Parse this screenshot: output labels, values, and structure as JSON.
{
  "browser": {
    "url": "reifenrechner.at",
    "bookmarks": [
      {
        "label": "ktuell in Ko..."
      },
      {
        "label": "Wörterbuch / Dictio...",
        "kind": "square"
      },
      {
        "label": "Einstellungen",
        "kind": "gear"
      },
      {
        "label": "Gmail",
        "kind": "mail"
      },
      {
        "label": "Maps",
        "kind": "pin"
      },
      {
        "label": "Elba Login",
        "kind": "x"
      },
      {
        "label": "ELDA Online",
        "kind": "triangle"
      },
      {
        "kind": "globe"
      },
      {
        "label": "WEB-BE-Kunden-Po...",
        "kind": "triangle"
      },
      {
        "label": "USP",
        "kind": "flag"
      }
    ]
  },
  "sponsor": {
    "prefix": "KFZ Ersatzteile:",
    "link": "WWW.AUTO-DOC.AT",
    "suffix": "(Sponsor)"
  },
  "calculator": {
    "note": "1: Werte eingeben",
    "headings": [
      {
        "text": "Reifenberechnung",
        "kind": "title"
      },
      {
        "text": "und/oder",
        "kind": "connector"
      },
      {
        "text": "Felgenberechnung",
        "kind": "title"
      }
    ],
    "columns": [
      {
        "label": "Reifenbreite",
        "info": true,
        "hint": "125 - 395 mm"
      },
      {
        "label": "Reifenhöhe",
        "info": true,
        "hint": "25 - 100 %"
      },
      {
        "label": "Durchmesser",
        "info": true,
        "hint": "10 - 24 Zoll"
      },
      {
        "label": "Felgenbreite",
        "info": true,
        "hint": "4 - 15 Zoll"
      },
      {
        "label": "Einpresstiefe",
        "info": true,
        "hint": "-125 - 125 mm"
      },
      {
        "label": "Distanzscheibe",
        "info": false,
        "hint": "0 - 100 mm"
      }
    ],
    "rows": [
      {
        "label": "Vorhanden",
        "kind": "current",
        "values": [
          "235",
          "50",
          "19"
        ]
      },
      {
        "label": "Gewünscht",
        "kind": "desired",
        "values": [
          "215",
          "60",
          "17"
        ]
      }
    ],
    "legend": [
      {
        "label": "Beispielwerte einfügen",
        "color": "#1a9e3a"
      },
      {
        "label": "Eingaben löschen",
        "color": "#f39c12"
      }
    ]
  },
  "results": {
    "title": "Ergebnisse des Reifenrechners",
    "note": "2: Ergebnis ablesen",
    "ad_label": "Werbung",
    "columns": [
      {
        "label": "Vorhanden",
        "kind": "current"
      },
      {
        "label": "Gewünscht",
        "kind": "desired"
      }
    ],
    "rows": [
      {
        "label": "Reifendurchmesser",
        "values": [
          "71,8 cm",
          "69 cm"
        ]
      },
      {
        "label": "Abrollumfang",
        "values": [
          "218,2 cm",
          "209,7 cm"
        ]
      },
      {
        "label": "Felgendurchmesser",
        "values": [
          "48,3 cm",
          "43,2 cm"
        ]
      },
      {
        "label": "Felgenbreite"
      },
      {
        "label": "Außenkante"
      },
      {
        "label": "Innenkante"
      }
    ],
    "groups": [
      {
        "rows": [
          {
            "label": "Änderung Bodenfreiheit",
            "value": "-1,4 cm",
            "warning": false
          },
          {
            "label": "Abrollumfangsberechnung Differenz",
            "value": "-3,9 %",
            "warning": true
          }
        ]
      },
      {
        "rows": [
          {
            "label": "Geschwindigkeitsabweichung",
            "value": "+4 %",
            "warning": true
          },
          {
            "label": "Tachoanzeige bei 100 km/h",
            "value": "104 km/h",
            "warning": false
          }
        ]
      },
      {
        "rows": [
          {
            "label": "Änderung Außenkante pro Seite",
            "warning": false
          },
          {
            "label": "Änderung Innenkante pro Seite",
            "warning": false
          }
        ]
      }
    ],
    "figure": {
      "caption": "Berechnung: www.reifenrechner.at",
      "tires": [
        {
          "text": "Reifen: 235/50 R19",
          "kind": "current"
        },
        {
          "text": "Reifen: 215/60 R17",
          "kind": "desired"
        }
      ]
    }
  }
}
○ ○ ○ ○ ○
**Your objective:** Check every line for "desired" and show the ones that have it.

**In response:**
        "kind": "desired",
        "kind": "desired"
          "kind": "desired"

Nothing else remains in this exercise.